◆ WHAT TO PRODUCE ◆
Find how many lines hold the word "Vcnt" and give that number only.

--- begin ---

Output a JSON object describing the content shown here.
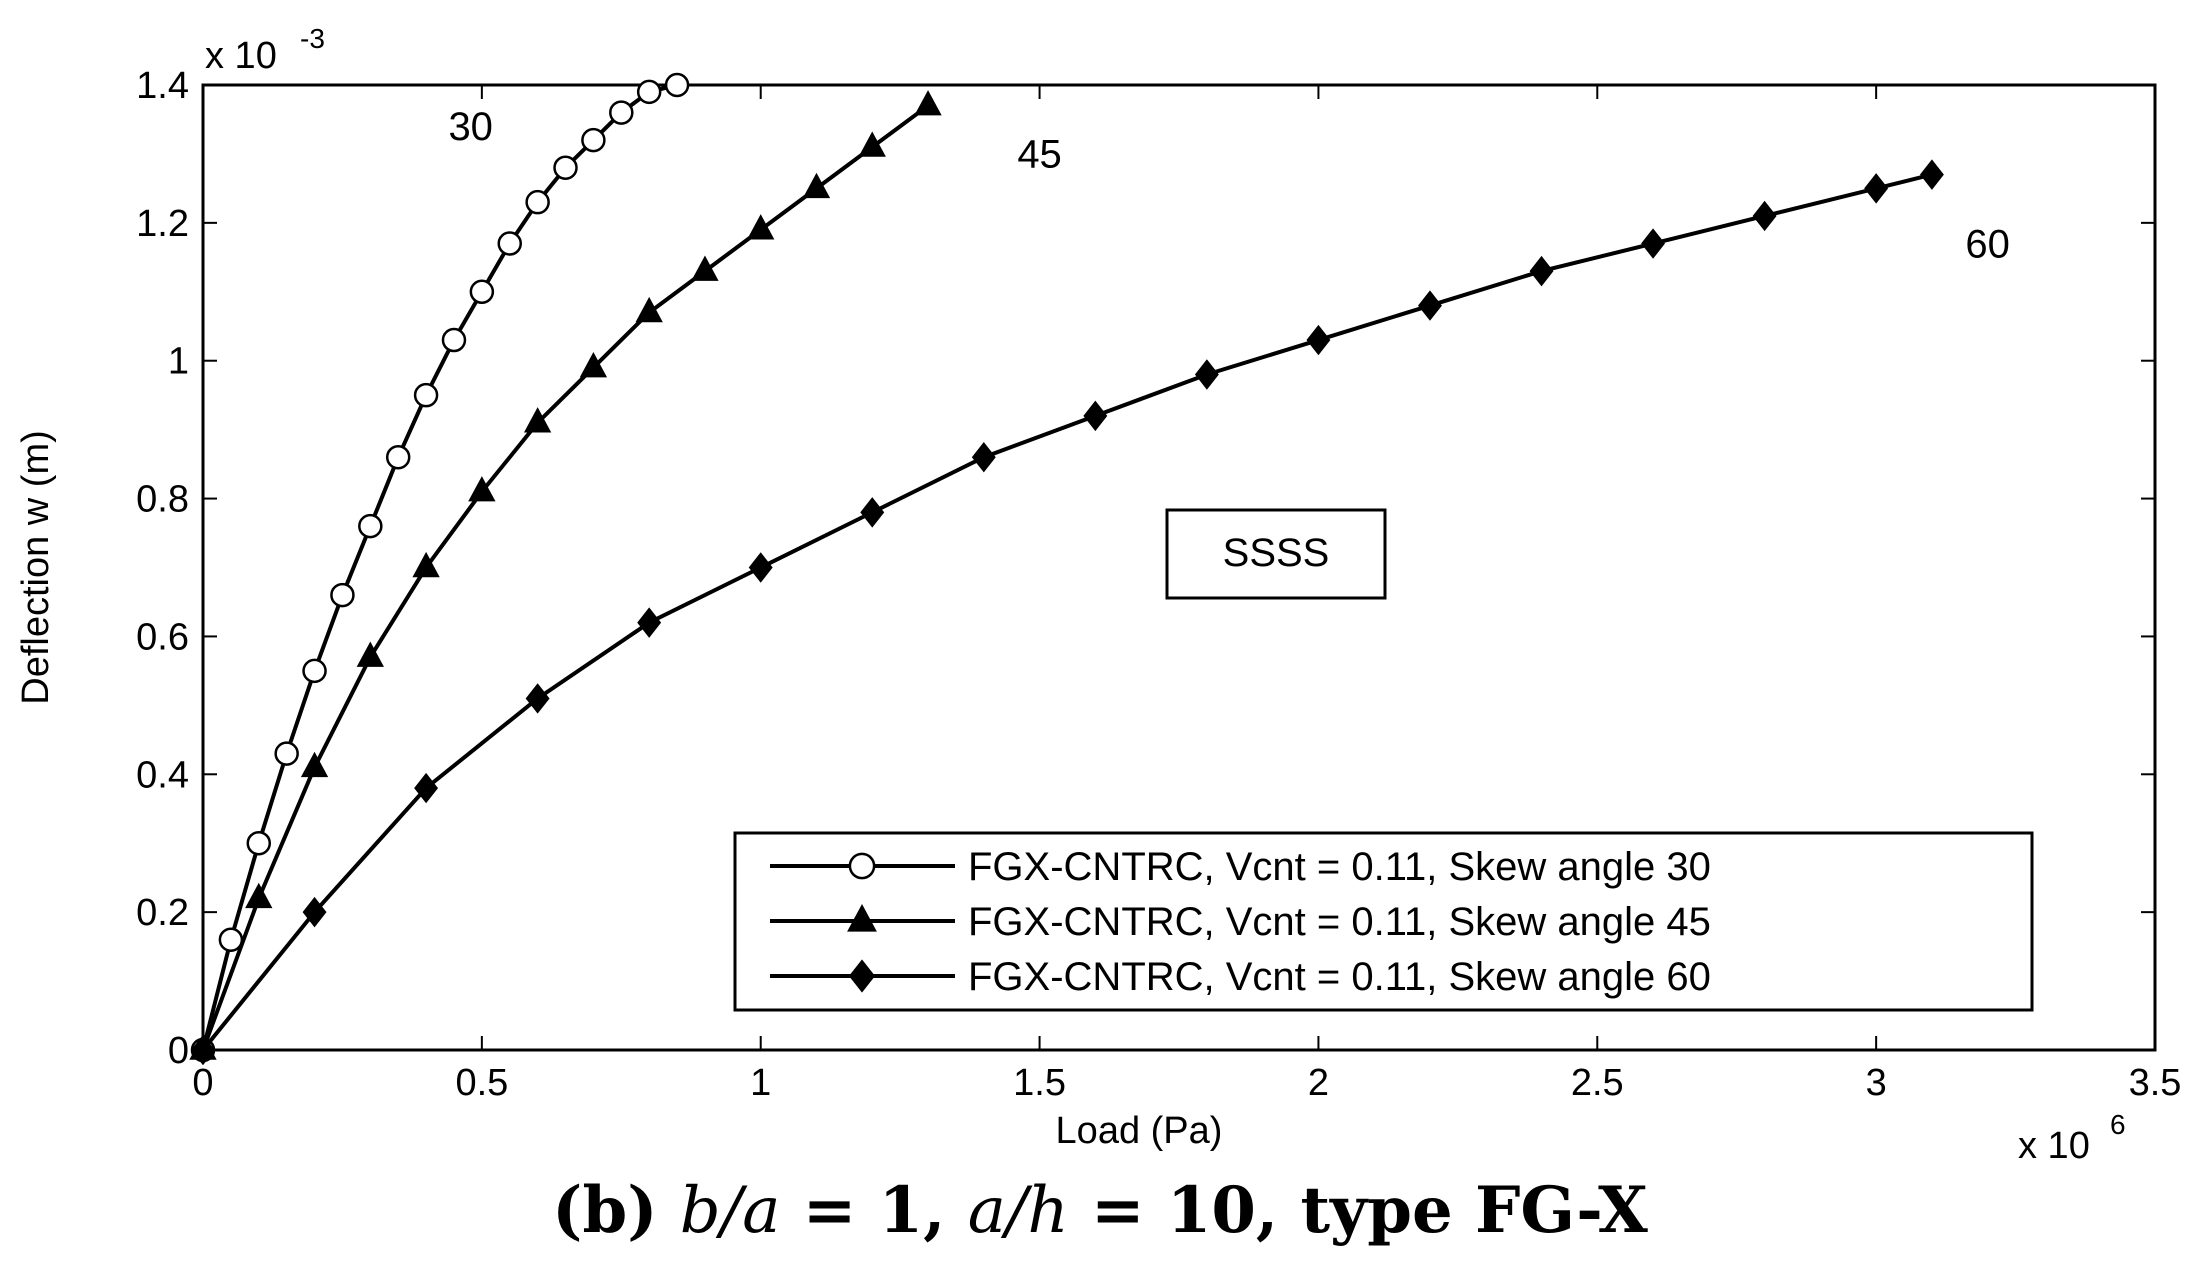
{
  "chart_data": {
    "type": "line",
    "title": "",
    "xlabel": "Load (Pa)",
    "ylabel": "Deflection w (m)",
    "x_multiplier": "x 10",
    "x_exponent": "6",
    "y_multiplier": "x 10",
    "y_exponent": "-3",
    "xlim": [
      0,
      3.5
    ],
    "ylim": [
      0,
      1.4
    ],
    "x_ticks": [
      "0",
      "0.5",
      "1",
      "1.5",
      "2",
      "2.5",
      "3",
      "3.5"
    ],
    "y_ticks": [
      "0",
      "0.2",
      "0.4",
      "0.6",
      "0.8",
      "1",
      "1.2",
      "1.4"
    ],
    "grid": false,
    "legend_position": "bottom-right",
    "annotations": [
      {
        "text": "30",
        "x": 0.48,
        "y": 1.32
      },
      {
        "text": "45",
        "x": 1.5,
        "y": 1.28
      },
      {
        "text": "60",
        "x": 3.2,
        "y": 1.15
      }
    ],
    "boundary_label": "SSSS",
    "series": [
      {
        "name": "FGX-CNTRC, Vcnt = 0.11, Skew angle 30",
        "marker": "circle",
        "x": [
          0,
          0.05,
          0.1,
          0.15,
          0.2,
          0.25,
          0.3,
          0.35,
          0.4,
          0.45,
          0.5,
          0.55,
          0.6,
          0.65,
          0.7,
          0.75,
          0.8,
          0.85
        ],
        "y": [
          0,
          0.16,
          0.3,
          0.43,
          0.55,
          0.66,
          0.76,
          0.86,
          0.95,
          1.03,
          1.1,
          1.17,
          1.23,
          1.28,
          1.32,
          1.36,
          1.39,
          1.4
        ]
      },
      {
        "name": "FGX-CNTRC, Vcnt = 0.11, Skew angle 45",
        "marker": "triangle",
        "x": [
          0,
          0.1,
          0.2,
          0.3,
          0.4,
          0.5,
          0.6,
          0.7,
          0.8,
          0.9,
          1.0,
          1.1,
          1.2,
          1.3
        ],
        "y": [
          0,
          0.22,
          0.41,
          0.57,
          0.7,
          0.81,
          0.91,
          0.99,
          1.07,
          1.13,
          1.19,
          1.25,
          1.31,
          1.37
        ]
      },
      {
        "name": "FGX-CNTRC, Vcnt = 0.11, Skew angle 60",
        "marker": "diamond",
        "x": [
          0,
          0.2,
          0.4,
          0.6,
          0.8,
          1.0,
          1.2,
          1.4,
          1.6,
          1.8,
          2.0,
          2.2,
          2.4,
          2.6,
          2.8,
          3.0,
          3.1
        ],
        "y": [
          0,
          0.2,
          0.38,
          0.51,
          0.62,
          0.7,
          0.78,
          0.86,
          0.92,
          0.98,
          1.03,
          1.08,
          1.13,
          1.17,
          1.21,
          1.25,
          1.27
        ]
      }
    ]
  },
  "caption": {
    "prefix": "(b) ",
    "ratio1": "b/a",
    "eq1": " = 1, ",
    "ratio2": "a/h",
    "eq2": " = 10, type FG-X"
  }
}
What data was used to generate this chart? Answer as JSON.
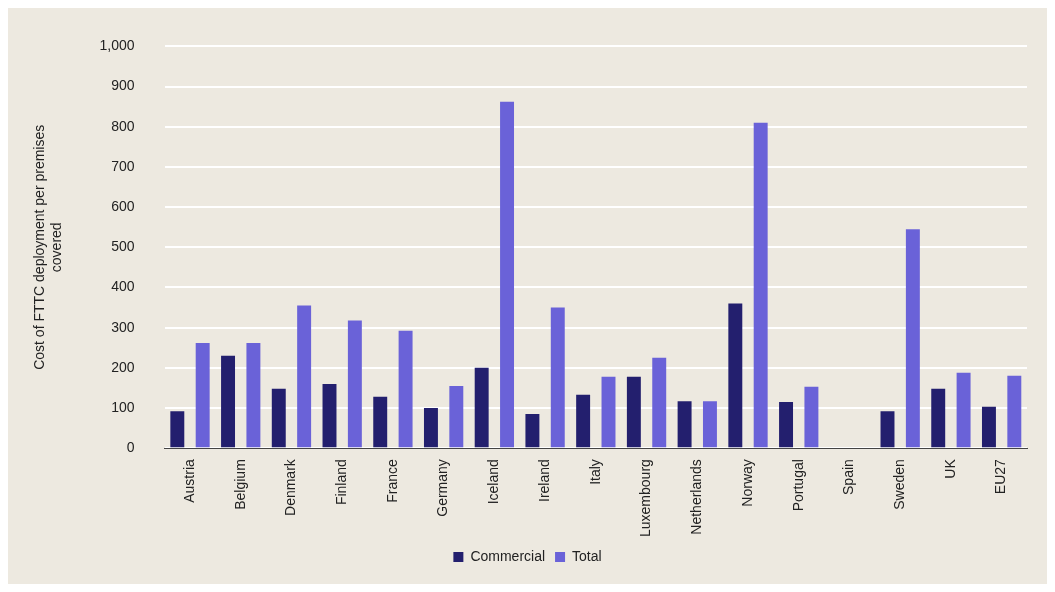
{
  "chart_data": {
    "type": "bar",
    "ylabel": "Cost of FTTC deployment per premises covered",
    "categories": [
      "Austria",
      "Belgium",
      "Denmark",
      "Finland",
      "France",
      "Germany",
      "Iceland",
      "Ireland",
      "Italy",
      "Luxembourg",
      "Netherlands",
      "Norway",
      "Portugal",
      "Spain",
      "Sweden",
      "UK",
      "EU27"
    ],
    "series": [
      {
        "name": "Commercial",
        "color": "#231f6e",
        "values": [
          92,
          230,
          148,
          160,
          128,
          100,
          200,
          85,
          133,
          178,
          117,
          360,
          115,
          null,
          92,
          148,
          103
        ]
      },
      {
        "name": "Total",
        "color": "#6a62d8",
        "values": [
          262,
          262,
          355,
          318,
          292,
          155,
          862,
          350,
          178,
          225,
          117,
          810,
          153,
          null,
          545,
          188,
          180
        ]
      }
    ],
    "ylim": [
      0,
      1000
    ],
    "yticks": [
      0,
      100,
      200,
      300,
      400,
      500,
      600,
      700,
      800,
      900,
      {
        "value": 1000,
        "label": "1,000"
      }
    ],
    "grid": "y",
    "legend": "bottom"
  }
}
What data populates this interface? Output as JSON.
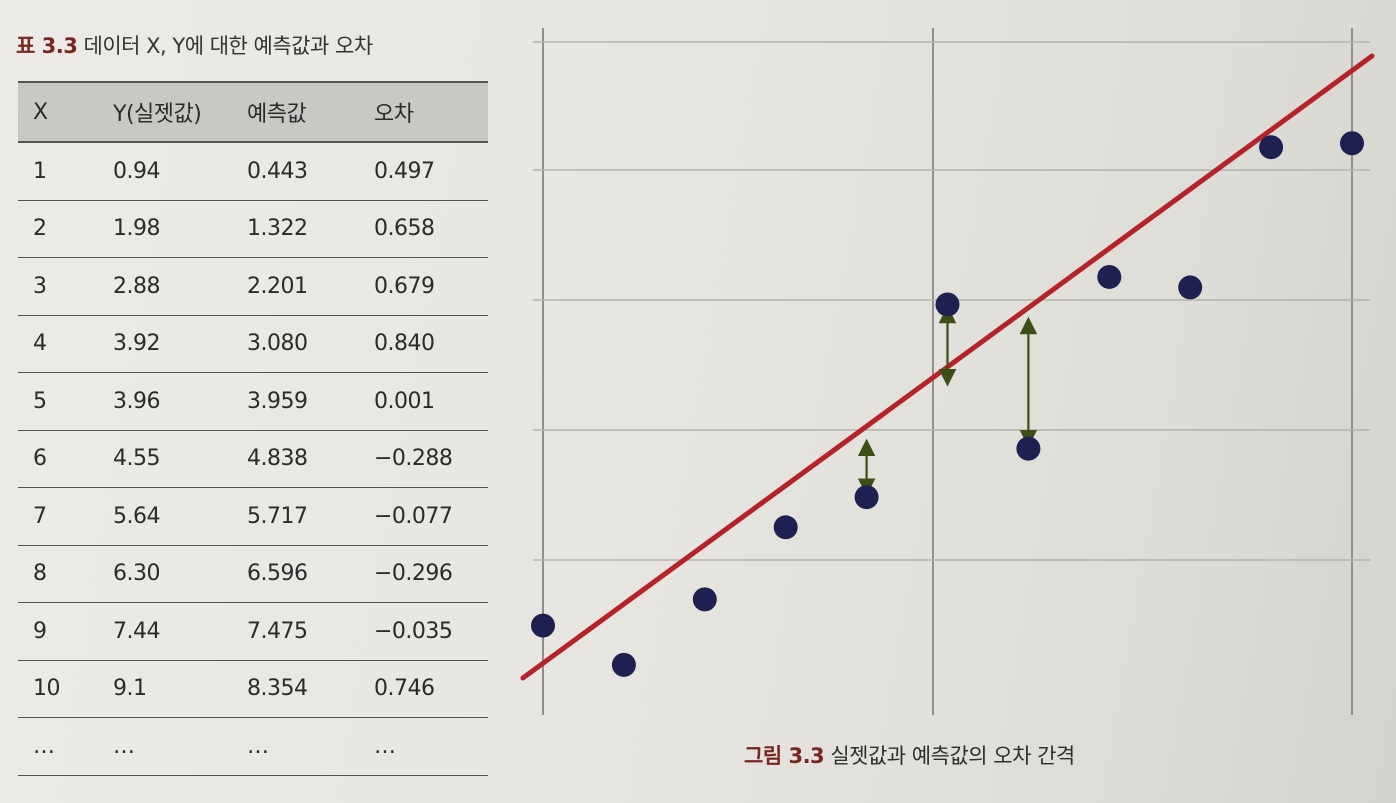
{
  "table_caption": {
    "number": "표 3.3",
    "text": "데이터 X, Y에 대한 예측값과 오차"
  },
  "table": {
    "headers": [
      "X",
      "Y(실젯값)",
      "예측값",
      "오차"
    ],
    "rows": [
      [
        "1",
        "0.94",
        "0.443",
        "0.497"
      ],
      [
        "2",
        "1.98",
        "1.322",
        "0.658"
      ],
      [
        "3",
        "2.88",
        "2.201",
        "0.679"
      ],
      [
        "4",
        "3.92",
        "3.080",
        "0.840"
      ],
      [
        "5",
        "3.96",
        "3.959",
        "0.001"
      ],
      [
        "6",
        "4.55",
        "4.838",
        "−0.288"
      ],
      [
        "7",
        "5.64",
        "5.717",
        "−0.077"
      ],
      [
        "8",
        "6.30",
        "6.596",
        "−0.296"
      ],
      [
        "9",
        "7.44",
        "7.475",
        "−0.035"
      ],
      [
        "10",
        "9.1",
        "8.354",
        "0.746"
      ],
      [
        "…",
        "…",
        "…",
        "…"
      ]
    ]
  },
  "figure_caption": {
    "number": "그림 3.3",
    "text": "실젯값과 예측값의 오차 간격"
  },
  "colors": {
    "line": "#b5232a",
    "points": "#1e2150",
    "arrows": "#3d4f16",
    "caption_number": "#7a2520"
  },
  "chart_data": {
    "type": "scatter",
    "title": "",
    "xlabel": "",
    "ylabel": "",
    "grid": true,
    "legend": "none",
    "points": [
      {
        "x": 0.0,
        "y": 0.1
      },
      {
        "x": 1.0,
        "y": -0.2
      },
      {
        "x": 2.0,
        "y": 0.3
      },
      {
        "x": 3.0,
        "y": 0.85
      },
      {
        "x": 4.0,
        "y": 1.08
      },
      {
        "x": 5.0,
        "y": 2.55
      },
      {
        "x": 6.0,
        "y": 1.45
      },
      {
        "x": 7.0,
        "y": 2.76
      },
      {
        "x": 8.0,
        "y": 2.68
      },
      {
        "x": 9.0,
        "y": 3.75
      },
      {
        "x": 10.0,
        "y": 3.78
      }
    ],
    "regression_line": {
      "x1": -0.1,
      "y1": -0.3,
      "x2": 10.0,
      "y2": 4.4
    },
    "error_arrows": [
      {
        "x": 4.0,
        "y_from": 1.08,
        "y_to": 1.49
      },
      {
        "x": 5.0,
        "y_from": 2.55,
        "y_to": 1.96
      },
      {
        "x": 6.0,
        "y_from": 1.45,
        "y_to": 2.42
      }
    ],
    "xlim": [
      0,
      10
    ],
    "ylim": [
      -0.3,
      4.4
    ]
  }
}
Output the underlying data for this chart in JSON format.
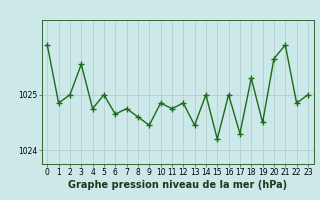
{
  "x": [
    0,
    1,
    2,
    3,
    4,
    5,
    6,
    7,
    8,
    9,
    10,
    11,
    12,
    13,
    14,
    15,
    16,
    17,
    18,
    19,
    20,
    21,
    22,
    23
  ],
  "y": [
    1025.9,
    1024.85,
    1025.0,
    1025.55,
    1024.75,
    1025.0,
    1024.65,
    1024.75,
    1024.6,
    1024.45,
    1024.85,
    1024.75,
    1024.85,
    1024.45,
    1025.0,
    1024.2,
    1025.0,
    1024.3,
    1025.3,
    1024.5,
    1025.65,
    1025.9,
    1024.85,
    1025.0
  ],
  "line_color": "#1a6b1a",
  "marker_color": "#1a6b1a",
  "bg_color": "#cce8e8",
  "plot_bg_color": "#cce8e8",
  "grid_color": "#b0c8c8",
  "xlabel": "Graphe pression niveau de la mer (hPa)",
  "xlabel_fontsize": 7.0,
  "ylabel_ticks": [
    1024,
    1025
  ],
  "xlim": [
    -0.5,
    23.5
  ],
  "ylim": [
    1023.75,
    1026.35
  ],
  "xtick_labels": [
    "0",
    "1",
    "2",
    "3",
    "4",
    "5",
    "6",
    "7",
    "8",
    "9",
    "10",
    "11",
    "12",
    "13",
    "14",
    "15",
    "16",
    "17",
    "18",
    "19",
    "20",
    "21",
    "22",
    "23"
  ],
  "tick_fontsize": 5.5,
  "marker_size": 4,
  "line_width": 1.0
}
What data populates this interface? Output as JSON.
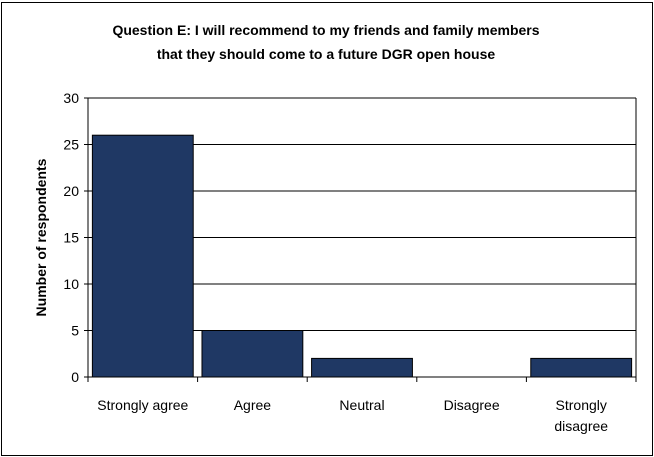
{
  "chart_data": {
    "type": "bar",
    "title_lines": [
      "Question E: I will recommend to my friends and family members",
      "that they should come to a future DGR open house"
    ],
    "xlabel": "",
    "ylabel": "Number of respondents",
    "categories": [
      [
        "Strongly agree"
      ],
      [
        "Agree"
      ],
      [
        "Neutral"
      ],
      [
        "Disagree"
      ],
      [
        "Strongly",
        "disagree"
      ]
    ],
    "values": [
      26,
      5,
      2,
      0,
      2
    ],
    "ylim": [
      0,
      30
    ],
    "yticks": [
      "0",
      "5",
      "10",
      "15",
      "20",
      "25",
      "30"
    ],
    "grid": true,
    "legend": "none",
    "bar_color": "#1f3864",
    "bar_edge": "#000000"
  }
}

--- end ---

◆ SOLVED PROBLEM ◆
3